What is asked — Copy each of the records below word for word, keeping every line as it appears.

────────────────────────────────────────

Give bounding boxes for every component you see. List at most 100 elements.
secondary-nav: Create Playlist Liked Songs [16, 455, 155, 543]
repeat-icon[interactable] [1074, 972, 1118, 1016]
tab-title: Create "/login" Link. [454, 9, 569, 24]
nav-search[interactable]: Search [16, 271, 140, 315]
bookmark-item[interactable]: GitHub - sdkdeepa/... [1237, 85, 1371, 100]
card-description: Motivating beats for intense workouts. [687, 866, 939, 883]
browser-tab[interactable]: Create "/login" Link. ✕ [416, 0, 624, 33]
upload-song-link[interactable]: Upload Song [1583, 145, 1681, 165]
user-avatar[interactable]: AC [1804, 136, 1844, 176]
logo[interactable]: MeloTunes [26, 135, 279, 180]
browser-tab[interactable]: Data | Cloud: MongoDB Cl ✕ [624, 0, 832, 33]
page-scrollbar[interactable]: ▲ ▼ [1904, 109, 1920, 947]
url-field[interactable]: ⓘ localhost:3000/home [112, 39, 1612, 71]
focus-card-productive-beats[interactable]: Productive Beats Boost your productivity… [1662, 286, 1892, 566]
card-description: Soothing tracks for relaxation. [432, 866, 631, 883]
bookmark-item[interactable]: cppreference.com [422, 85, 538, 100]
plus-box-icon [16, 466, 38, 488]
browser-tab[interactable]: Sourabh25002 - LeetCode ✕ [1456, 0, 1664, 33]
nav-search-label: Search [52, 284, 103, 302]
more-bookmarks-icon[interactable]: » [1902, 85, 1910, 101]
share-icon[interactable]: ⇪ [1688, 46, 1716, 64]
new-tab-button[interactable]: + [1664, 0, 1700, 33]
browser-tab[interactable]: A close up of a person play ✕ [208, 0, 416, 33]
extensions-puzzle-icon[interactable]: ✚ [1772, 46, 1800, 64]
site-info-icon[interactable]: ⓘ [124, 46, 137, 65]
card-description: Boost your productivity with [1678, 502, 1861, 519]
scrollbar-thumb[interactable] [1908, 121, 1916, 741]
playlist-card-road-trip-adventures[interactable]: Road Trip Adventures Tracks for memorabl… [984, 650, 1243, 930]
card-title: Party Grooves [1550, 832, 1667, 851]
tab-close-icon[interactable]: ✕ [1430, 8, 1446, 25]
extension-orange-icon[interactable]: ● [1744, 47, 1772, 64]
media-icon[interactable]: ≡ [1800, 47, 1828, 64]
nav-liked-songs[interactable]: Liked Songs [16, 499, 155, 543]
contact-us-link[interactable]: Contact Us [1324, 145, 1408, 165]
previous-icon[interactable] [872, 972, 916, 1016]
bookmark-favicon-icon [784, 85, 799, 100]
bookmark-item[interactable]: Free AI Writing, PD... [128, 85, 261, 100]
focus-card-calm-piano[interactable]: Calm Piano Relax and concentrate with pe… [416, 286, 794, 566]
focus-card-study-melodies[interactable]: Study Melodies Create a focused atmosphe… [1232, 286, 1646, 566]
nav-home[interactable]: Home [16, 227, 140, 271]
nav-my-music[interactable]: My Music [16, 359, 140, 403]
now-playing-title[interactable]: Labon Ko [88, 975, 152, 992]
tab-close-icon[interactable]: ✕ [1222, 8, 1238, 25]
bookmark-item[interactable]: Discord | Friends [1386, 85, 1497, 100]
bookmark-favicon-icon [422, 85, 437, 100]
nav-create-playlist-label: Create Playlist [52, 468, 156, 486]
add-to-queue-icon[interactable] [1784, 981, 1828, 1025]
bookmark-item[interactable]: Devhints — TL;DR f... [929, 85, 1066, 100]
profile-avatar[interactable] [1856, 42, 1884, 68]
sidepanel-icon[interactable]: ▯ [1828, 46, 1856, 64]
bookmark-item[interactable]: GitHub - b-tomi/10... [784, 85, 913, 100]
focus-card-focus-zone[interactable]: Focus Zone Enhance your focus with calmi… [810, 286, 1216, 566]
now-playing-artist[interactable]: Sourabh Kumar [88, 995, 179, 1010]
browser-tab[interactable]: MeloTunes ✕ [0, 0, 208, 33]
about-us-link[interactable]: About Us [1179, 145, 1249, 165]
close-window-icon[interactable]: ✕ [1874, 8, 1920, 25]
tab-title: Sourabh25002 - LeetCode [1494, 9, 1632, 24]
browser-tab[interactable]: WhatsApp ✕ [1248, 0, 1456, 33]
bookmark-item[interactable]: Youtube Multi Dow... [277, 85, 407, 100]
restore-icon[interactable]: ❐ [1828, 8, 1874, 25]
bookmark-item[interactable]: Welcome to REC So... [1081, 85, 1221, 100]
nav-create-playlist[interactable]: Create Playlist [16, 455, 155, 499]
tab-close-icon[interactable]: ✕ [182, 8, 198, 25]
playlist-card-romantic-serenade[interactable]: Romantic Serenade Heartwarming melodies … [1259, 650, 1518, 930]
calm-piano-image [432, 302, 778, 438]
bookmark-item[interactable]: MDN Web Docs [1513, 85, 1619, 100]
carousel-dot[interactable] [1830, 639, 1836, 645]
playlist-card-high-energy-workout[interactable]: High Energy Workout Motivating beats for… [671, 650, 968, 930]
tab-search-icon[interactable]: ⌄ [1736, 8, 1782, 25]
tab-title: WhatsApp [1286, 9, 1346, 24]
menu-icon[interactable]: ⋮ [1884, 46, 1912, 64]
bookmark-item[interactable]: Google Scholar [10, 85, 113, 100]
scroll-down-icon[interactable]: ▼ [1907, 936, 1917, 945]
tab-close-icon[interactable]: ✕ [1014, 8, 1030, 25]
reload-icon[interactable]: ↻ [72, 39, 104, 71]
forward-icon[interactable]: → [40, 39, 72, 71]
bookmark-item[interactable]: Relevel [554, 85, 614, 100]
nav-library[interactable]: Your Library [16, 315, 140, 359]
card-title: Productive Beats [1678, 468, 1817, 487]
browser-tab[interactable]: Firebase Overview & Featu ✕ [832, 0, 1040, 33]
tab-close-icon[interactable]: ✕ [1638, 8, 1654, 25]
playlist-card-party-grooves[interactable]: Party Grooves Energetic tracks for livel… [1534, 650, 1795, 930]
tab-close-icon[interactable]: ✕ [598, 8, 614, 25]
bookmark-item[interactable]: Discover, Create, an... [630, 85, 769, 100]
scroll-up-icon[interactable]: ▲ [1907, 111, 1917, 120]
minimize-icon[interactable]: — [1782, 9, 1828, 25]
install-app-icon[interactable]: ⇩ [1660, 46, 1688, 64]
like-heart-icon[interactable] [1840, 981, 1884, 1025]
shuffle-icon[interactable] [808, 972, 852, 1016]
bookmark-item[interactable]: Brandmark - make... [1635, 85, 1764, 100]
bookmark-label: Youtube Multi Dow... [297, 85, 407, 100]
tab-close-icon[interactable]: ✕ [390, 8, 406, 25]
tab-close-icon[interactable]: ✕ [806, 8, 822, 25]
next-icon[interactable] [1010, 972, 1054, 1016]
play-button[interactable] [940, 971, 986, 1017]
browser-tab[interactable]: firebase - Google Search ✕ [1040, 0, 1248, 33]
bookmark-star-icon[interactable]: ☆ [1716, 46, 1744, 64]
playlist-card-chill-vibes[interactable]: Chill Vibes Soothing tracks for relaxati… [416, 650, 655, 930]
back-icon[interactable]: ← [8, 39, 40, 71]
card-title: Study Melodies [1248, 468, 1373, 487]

────────────────────────────────────────

Answer for the task —
Give bounding boxes for every component you see. List at most 100 elements.
secondary-nav: Create Playlist Liked Songs [16, 455, 155, 543]
repeat-icon[interactable] [1074, 972, 1118, 1016]
tab-title: Create "/login" Link. [454, 9, 569, 24]
nav-search[interactable]: Search [16, 271, 140, 315]
bookmark-item[interactable]: GitHub - sdkdeepa/... [1237, 85, 1371, 100]
card-description: Motivating beats for intense workouts. [687, 866, 939, 883]
browser-tab[interactable]: Create "/login" Link. ✕ [416, 0, 624, 33]
upload-song-link[interactable]: Upload Song [1583, 145, 1681, 165]
user-avatar[interactable]: AC [1804, 136, 1844, 176]
logo[interactable]: MeloTunes [26, 135, 279, 180]
browser-tab[interactable]: Data | Cloud: MongoDB Cl ✕ [624, 0, 832, 33]
page-scrollbar[interactable]: ▲ ▼ [1904, 109, 1920, 947]
url-field[interactable]: ⓘ localhost:3000/home [112, 39, 1612, 71]
focus-card-productive-beats[interactable]: Productive Beats Boost your productivity… [1662, 286, 1892, 566]
card-description: Soothing tracks for relaxation. [432, 866, 631, 883]
bookmark-item[interactable]: cppreference.com [422, 85, 538, 100]
plus-box-icon [16, 466, 38, 488]
browser-tab[interactable]: Sourabh25002 - LeetCode ✕ [1456, 0, 1664, 33]
nav-search-label: Search [52, 284, 103, 302]
more-bookmarks-icon[interactable]: » [1902, 85, 1910, 101]
share-icon[interactable]: ⇪ [1688, 46, 1716, 64]
new-tab-button[interactable]: + [1664, 0, 1700, 33]
browser-tab[interactable]: A close up of a person play ✕ [208, 0, 416, 33]
extensions-puzzle-icon[interactable]: ✚ [1772, 46, 1800, 64]
site-info-icon[interactable]: ⓘ [124, 46, 137, 65]
card-description: Boost your productivity with [1678, 502, 1861, 519]
scrollbar-thumb[interactable] [1908, 121, 1916, 741]
playlist-card-road-trip-adventures[interactable]: Road Trip Adventures Tracks for memorabl… [984, 650, 1243, 930]
card-title: Party Grooves [1550, 832, 1667, 851]
tab-close-icon[interactable]: ✕ [1430, 8, 1446, 25]
extension-orange-icon[interactable]: ● [1744, 47, 1772, 64]
media-icon[interactable]: ≡ [1800, 47, 1828, 64]
nav-liked-songs[interactable]: Liked Songs [16, 499, 155, 543]
contact-us-link[interactable]: Contact Us [1324, 145, 1408, 165]
previous-icon[interactable] [872, 972, 916, 1016]
bookmark-favicon-icon [784, 85, 799, 100]
bookmark-item[interactable]: Free AI Writing, PD... [128, 85, 261, 100]
focus-card-calm-piano[interactable]: Calm Piano Relax and concentrate with pe… [416, 286, 794, 566]
focus-card-study-melodies[interactable]: Study Melodies Create a focused atmosphe… [1232, 286, 1646, 566]
nav-home[interactable]: Home [16, 227, 140, 271]
nav-my-music[interactable]: My Music [16, 359, 140, 403]
now-playing-title[interactable]: Labon Ko [88, 975, 152, 992]
tab-close-icon[interactable]: ✕ [1222, 8, 1238, 25]
bookmark-item[interactable]: Discord | Friends [1386, 85, 1497, 100]
bookmark-favicon-icon [422, 85, 437, 100]
nav-create-playlist-label: Create Playlist [52, 468, 156, 486]
add-to-queue-icon[interactable] [1784, 981, 1828, 1025]
bookmark-item[interactable]: Devhints — TL;DR f... [929, 85, 1066, 100]
profile-avatar[interactable] [1856, 42, 1884, 68]
sidepanel-icon[interactable]: ▯ [1828, 46, 1856, 64]
bookmark-item[interactable]: GitHub - b-tomi/10... [784, 85, 913, 100]
focus-card-focus-zone[interactable]: Focus Zone Enhance your focus with calmi… [810, 286, 1216, 566]
now-playing-artist[interactable]: Sourabh Kumar [88, 995, 179, 1010]
browser-tab[interactable]: MeloTunes ✕ [0, 0, 208, 33]
about-us-link[interactable]: About Us [1179, 145, 1249, 165]
close-window-icon[interactable]: ✕ [1874, 8, 1920, 25]
tab-title: Sourabh25002 - LeetCode [1494, 9, 1632, 24]
browser-tab[interactable]: WhatsApp ✕ [1248, 0, 1456, 33]
bookmark-item[interactable]: Youtube Multi Dow... [277, 85, 407, 100]
restore-icon[interactable]: ❐ [1828, 8, 1874, 25]
bookmark-item[interactable]: Welcome to REC So... [1081, 85, 1221, 100]
nav-create-playlist[interactable]: Create Playlist [16, 455, 155, 499]
tab-close-icon[interactable]: ✕ [182, 8, 198, 25]
playlist-card-romantic-serenade[interactable]: Romantic Serenade Heartwarming melodies … [1259, 650, 1518, 930]
calm-piano-image [432, 302, 778, 438]
bookmark-item[interactable]: MDN Web Docs [1513, 85, 1619, 100]
carousel-dot[interactable] [1830, 639, 1836, 645]
playlist-card-high-energy-workout[interactable]: High Energy Workout Motivating beats for… [671, 650, 968, 930]
tab-search-icon[interactable]: ⌄ [1736, 8, 1782, 25]
tab-title: WhatsApp [1286, 9, 1346, 24]
menu-icon[interactable]: ⋮ [1884, 46, 1912, 64]
bookmark-item[interactable]: Google Scholar [10, 85, 113, 100]
scroll-down-icon[interactable]: ▼ [1907, 936, 1917, 945]
tab-close-icon[interactable]: ✕ [1014, 8, 1030, 25]
reload-icon[interactable]: ↻ [72, 39, 104, 71]
forward-icon[interactable]: → [40, 39, 72, 71]
bookmark-item[interactable]: Relevel [554, 85, 614, 100]
nav-library[interactable]: Your Library [16, 315, 140, 359]
card-title: Productive Beats [1678, 468, 1817, 487]
browser-tab[interactable]: Firebase Overview & Featu ✕ [832, 0, 1040, 33]
tab-close-icon[interactable]: ✕ [1638, 8, 1654, 25]
playlist-card-party-grooves[interactable]: Party Grooves Energetic tracks for livel… [1534, 650, 1795, 930]
tab-close-icon[interactable]: ✕ [598, 8, 614, 25]
bookmark-item[interactable]: Discover, Create, an... [630, 85, 769, 100]
scroll-up-icon[interactable]: ▲ [1907, 111, 1917, 120]
minimize-icon[interactable]: — [1782, 9, 1828, 25]
install-app-icon[interactable]: ⇩ [1660, 46, 1688, 64]
like-heart-icon[interactable] [1840, 981, 1884, 1025]
shuffle-icon[interactable] [808, 972, 852, 1016]
bookmark-item[interactable]: Brandmark - make... [1635, 85, 1764, 100]
bookmark-label: Youtube Multi Dow... [297, 85, 407, 100]
tab-close-icon[interactable]: ✕ [390, 8, 406, 25]
tab-close-icon[interactable]: ✕ [806, 8, 822, 25]
next-icon[interactable] [1010, 972, 1054, 1016]
play-button[interactable] [940, 971, 986, 1017]
browser-tab[interactable]: firebase - Google Search ✕ [1040, 0, 1248, 33]
bookmark-star-icon[interactable]: ☆ [1716, 46, 1744, 64]
playlist-card-chill-vibes[interactable]: Chill Vibes Soothing tracks for relaxati… [416, 650, 655, 930]
back-icon[interactable]: ← [8, 39, 40, 71]
card-title: Study Melodies [1248, 468, 1373, 487]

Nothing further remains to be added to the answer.